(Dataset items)
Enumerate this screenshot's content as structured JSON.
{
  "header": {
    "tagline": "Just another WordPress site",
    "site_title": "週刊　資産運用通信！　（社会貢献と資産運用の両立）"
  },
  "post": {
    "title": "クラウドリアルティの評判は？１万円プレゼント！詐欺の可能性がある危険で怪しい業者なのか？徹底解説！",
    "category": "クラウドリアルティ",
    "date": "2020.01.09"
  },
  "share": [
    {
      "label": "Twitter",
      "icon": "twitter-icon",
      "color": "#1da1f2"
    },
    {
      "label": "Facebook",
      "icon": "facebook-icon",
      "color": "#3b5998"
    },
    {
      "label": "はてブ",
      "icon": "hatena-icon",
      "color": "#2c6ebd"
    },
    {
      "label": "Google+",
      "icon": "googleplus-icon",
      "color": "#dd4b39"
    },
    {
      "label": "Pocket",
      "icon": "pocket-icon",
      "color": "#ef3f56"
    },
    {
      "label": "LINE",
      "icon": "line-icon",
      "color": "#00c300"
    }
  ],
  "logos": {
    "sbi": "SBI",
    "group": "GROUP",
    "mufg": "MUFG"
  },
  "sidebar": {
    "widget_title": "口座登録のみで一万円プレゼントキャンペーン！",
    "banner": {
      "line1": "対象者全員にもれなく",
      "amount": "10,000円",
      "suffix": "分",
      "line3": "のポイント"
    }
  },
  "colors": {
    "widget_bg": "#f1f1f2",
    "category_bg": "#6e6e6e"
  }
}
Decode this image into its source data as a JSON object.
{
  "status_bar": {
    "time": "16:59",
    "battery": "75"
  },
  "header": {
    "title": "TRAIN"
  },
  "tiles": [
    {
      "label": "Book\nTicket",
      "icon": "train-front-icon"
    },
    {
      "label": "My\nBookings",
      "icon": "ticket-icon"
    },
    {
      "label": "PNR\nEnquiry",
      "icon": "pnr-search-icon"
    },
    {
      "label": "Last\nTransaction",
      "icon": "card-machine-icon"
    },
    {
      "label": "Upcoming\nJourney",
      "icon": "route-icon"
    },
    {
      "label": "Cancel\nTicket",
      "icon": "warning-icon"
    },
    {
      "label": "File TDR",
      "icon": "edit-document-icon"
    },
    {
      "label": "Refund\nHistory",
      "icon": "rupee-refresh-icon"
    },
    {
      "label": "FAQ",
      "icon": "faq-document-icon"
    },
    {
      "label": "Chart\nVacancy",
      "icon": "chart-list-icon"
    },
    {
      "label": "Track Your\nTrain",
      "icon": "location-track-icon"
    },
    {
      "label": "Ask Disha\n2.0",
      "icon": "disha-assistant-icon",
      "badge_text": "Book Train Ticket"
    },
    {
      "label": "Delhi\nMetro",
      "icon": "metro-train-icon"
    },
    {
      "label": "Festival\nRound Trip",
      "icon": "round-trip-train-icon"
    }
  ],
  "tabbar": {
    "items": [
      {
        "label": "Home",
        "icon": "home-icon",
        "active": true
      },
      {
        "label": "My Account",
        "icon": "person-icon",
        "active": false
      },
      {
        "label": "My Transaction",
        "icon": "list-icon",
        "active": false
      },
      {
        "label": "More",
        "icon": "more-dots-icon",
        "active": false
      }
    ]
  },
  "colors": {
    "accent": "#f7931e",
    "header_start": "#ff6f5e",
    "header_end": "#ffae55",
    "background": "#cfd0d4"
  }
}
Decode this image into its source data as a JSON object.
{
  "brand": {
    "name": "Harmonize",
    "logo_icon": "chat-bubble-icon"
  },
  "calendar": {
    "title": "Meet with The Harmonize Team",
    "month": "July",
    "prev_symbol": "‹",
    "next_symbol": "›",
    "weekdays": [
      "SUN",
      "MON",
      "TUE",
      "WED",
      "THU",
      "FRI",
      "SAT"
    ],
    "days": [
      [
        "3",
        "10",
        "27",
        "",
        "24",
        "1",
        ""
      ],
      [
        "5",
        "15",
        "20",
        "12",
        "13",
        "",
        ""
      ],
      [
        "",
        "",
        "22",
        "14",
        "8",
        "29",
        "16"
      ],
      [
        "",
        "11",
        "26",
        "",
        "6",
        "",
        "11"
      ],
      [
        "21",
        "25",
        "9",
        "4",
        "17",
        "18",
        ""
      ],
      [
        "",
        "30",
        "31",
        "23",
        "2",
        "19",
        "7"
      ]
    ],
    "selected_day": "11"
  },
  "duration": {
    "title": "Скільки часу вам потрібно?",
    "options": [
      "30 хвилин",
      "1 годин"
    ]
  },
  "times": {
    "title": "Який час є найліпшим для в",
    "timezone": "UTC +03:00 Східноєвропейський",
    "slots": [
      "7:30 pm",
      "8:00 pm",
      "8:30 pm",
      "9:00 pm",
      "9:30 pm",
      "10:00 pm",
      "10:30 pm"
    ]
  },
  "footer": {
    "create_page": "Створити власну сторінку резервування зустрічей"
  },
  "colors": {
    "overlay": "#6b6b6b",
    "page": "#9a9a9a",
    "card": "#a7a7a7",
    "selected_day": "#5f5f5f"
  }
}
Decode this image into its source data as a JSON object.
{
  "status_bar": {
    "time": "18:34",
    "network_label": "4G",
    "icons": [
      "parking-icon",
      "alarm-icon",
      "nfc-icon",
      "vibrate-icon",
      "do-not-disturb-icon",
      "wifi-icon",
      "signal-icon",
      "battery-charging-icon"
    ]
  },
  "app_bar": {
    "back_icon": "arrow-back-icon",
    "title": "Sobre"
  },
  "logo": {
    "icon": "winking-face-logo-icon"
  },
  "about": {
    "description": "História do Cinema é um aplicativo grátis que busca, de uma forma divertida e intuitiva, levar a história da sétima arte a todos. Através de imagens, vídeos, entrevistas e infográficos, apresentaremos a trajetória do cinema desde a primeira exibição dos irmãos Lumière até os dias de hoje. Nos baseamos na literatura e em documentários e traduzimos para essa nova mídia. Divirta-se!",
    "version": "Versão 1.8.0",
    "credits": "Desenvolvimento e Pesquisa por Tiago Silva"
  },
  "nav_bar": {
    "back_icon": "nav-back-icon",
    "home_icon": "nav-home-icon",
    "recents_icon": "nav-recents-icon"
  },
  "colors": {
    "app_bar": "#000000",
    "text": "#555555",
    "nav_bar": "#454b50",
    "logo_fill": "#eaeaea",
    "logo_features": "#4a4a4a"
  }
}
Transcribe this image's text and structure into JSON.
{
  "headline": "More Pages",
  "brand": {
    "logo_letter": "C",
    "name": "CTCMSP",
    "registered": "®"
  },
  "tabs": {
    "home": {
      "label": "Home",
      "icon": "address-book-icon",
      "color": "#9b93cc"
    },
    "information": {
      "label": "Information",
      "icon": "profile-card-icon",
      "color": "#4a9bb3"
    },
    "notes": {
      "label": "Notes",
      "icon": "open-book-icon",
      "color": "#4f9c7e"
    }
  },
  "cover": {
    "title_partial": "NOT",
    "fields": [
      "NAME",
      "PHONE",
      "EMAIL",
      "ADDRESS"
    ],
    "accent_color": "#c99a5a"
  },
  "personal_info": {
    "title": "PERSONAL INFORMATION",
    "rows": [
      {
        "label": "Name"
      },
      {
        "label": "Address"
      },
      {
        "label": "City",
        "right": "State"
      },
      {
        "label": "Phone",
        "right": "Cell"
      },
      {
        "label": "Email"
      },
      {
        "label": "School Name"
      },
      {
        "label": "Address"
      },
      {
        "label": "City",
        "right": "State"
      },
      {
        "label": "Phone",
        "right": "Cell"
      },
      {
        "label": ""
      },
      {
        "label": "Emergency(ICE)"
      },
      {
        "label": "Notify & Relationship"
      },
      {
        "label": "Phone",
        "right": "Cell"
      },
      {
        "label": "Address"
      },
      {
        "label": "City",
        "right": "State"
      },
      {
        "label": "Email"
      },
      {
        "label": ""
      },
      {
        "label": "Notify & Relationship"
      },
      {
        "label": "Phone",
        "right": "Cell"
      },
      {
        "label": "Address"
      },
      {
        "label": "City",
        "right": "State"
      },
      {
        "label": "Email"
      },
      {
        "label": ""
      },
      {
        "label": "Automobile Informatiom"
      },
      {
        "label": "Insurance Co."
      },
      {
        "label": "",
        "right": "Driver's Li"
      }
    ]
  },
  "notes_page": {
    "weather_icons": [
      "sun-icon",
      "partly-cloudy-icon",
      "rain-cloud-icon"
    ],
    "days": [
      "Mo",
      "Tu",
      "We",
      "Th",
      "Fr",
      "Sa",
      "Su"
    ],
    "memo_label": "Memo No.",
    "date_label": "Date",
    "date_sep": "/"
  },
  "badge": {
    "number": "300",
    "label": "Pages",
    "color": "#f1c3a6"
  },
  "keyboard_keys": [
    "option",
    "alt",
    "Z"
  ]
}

→ **Description of the task**
Select and copy every line from the records that includes the word "card".

→ **The result**
      "icon": "card-machine-icon"
    "card": "#a7a7a7",
      "icon": "profile-card-icon",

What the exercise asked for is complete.